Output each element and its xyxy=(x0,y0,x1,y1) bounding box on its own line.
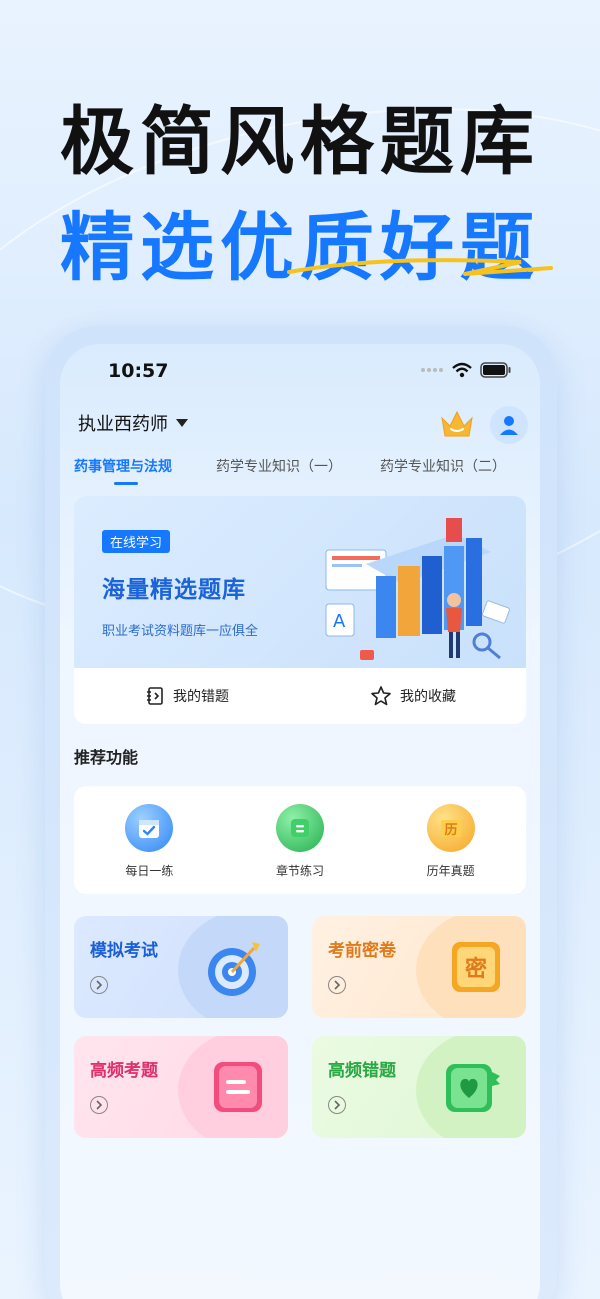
heart-book-icon xyxy=(446,1064,500,1112)
banner-title: 海量精选题库 xyxy=(102,577,246,603)
star-icon xyxy=(371,686,391,706)
active-tab-indicator xyxy=(114,482,138,485)
module-pre-exam-paper-title: 考前密卷 xyxy=(328,941,396,961)
app-header: 执业西药师 xyxy=(78,406,528,450)
module-high-frequency-questions-title: 高频考题 xyxy=(90,1061,158,1081)
notebook-icon xyxy=(147,687,163,705)
library-illustration-icon: A xyxy=(325,518,510,660)
module-high-frequency-mistakes[interactable]: 高频错题 xyxy=(312,1036,526,1138)
tab-pharmacy-knowledge-2[interactable]: 药学专业知识（二） xyxy=(380,456,506,476)
section-title: 推荐功能 xyxy=(74,748,139,767)
app-screen: 10:57 执业西药师 药事管理与法规 药学专业知识（一） 药学专业知识（二） … xyxy=(60,344,540,1299)
banner-subtitle: 职业考试资料题库一应俱全 xyxy=(102,624,259,639)
promo-headline: 极简风格题库 xyxy=(60,99,540,185)
document-icon xyxy=(214,1062,262,1112)
feature-daily-practice[interactable]: 每日一练 xyxy=(74,786,225,894)
module-pre-exam-paper[interactable]: 考前密卷 密 xyxy=(312,916,526,1018)
chevron-right-icon xyxy=(90,976,108,994)
banner-card[interactable]: 在线学习 海量精选题库 职业考试资料题库一应俱全 A 我的错题 我的收藏 xyxy=(74,496,526,724)
status-bar: 10:57 xyxy=(60,344,540,396)
my-mistakes-button[interactable]: 我的错题 xyxy=(74,668,300,724)
caret-down-icon xyxy=(176,419,188,427)
target-icon xyxy=(208,942,260,996)
subject-tabs: 药事管理与法规 药学专业知识（一） 药学专业知识（二） xyxy=(74,456,540,488)
secret-paper-icon: 密 xyxy=(452,942,500,992)
feature-past-exams[interactable]: 历 历年真题 xyxy=(375,786,526,894)
battery-icon xyxy=(480,362,511,378)
feature-daily-practice-label: 每日一练 xyxy=(125,864,174,878)
chevron-right-icon xyxy=(90,1096,108,1114)
my-mistakes-label: 我的错题 xyxy=(173,689,229,705)
tab-pharmacy-knowledge-1[interactable]: 药学专业知识（一） xyxy=(216,456,342,476)
chevron-right-icon xyxy=(328,1096,346,1114)
history-icon: 历 xyxy=(426,804,475,852)
banner-actions: 我的错题 我的收藏 xyxy=(74,668,526,724)
user-avatar-icon[interactable] xyxy=(490,406,528,444)
my-favorites-label: 我的收藏 xyxy=(400,689,456,705)
status-time: 10:57 xyxy=(108,360,169,382)
wifi-icon xyxy=(452,362,472,378)
signal-icon xyxy=(421,368,443,372)
chevron-right-icon xyxy=(328,976,346,994)
module-high-frequency-mistakes-title: 高频错题 xyxy=(328,1061,396,1081)
calendar-check-icon xyxy=(125,804,174,852)
feature-past-exams-label: 历年真题 xyxy=(426,864,475,878)
exam-selector-label: 执业西药师 xyxy=(78,414,168,435)
exam-selector[interactable]: 执业西药师 xyxy=(78,410,188,436)
vip-crown-icon[interactable] xyxy=(438,408,476,440)
status-icons xyxy=(420,362,512,378)
svg-text:密: 密 xyxy=(465,956,487,982)
banner-hero: 在线学习 海量精选题库 职业考试资料题库一应俱全 A xyxy=(74,496,526,668)
list-icon xyxy=(276,804,324,852)
tab-drug-administration[interactable]: 药事管理与法规 xyxy=(74,456,172,476)
module-high-frequency-questions[interactable]: 高频考题 xyxy=(74,1036,288,1138)
module-mock-exam-title: 模拟考试 xyxy=(90,941,158,961)
my-favorites-button[interactable]: 我的收藏 xyxy=(300,668,526,724)
feature-chapter-practice[interactable]: 章节练习 xyxy=(225,786,376,894)
module-mock-exam[interactable]: 模拟考试 xyxy=(74,916,288,1018)
banner-tag: 在线学习 xyxy=(102,530,171,553)
feature-chapter-practice-label: 章节练习 xyxy=(276,864,325,878)
features-card: 每日一练 章节练习 历 历年真题 xyxy=(74,786,526,894)
yellow-underline-decoration xyxy=(287,258,553,276)
svg-text:A: A xyxy=(333,611,346,632)
svg-text:历: 历 xyxy=(444,823,457,838)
-*-*-
Recast every line of the records above as a JSON list of strings, with one string per line and no blank lines. Leave the pictures out of the answer.

▶ Solved problem:
[
  "Output each element and its xyxy=(x0,y0,x1,y1) bounding box on its own line.",
  "heart-book-icon xyxy=(446,1064,500,1112)",
  "banner-title: 海量精选题库 xyxy=(102,577,246,603)",
  "star-icon xyxy=(371,686,391,706)",
  "active-tab-indicator xyxy=(114,482,138,485)",
  "module-pre-exam-paper-title: 考前密卷 xyxy=(328,941,396,961)",
  "app-header: 执业西药师 xyxy=(78,406,528,450)",
  "module-high-frequency-questions-title: 高频考题 xyxy=(90,1061,158,1081)",
  "notebook-icon xyxy=(147,687,163,705)",
  "library-illustration-icon: A xyxy=(325,518,510,660)",
  "module-high-frequency-mistakes[interactable]: 高频错题 xyxy=(312,1036,526,1138)",
  "tab-pharmacy-knowledge-2[interactable]: 药学专业知识（二） xyxy=(380,456,506,476)",
  "section-title: 推荐功能 xyxy=(74,748,139,767)",
  "app-screen: 10:57 执业西药师 药事管理与法规 药学专业知识（一） 药学专业知识（二） … xyxy=(60,344,540,1299)",
  "banner-subtitle: 职业考试资料题库一应俱全 xyxy=(102,624,259,639)",
  "promo-headline: 极简风格题库 xyxy=(60,99,540,185)",
  "document-icon xyxy=(214,1062,262,1112)",
  "feature-daily-practice[interactable]: 每日一练 xyxy=(74,786,225,894)",
  "module-pre-exam-paper[interactable]: 考前密卷 密 xyxy=(312,916,526,1018)",
  "chevron-right-icon xyxy=(90,976,108,994)",
  "banner-card[interactable]: 在线学习 海量精选题库 职业考试资料题库一应俱全 A 我的错题 我的收藏 xyxy=(74,496,526,724)",
  "status-bar: 10:57 xyxy=(60,344,540,396)",
  "my-mistakes-button[interactable]: 我的错题 xyxy=(74,668,300,724)",
  "caret-down-icon xyxy=(176,419,188,427)",
  "target-icon xyxy=(208,942,260,996)",
  "subject-tabs: 药事管理与法规 药学专业知识（一） 药学专业知识（二） xyxy=(74,456,540,488)",
  "secret-paper-icon: 密 xyxy=(452,942,500,992)",
  "feature-past-exams[interactable]: 历 历年真题 xyxy=(375,786,526,894)",
  "battery-icon xyxy=(480,362,511,378)",
  "feature-daily-practice-label: 每日一练 xyxy=(125,864,174,878)",
  "chevron-right-icon xyxy=(90,1096,108,1114)",
  "my-mistakes-label: 我的错题 xyxy=(173,689,229,705)",
  "tab-pharmacy-knowledge-1[interactable]: 药学专业知识（一） xyxy=(216,456,342,476)",
  "chevron-right-icon xyxy=(328,1096,346,1114)",
  "history-icon: 历 xyxy=(426,804,475,852)",
  "banner-actions: 我的错题 我的收藏 xyxy=(74,668,526,724)",
  "user-avatar-icon[interactable] xyxy=(490,406,528,444)",
  "my-favorites-label: 我的收藏 xyxy=(400,689,456,705)",
  "status-time: 10:57 xyxy=(108,360,169,382)",
  "wifi-icon xyxy=(452,362,472,378)",
  "signal-icon xyxy=(421,368,443,372)",
  "chevron-right-icon xyxy=(328,976,346,994)",
  "module-high-frequency-mistakes-title: 高频错题 xyxy=(328,1061,396,1081)",
  "calendar-check-icon xyxy=(125,804,174,852)",
  "feature-past-exams-label: 历年真题 xyxy=(426,864,475,878)",
  "exam-selector-label: 执业西药师 xyxy=(78,414,168,435)",
  "exam-selector[interactable]: 执业西药师 xyxy=(78,410,188,436)",
  "vip-crown-icon[interactable] xyxy=(438,408,476,440)",
  "status-icons xyxy=(420,362,512,378)",
  "svg-text:密: 密 xyxy=(465,956,487,982)",
  "banner-hero: 在线学习 海量精选题库 职业考试资料题库一应俱全 A xyxy=(74,496,526,668)",
  "list-icon xyxy=(276,804,324,852)",
  "tab-drug-administration[interactable]: 药事管理与法规 xyxy=(74,456,172,476)",
  "module-high-frequency-questions[interactable]: 高频考题 xyxy=(74,1036,288,1138)",
  "module-mock-exam-title: 模拟考试 xyxy=(90,941,158,961)",
  "my-favorites-button[interactable]: 我的收藏 xyxy=(300,668,526,724)",
  "feature-chapter-practice[interactable]: 章节练习 xyxy=(225,786,376,894)",
  "module-mock-exam[interactable]: 模拟考试 xyxy=(74,916,288,1018)",
  "banner-tag: 在线学习 xyxy=(102,530,171,553)",
  "feature-chapter-practice-label: 章节练习 xyxy=(276,864,325,878)",
  "features-card: 每日一练 章节练习 历 历年真题 xyxy=(74,786,526,894)",
  "yellow-underline-decoration xyxy=(287,258,553,276)",
  "svg-text:A: A xyxy=(333,611,346,632)",
  "svg-text:历: 历 xyxy=(444,823,457,838)"
]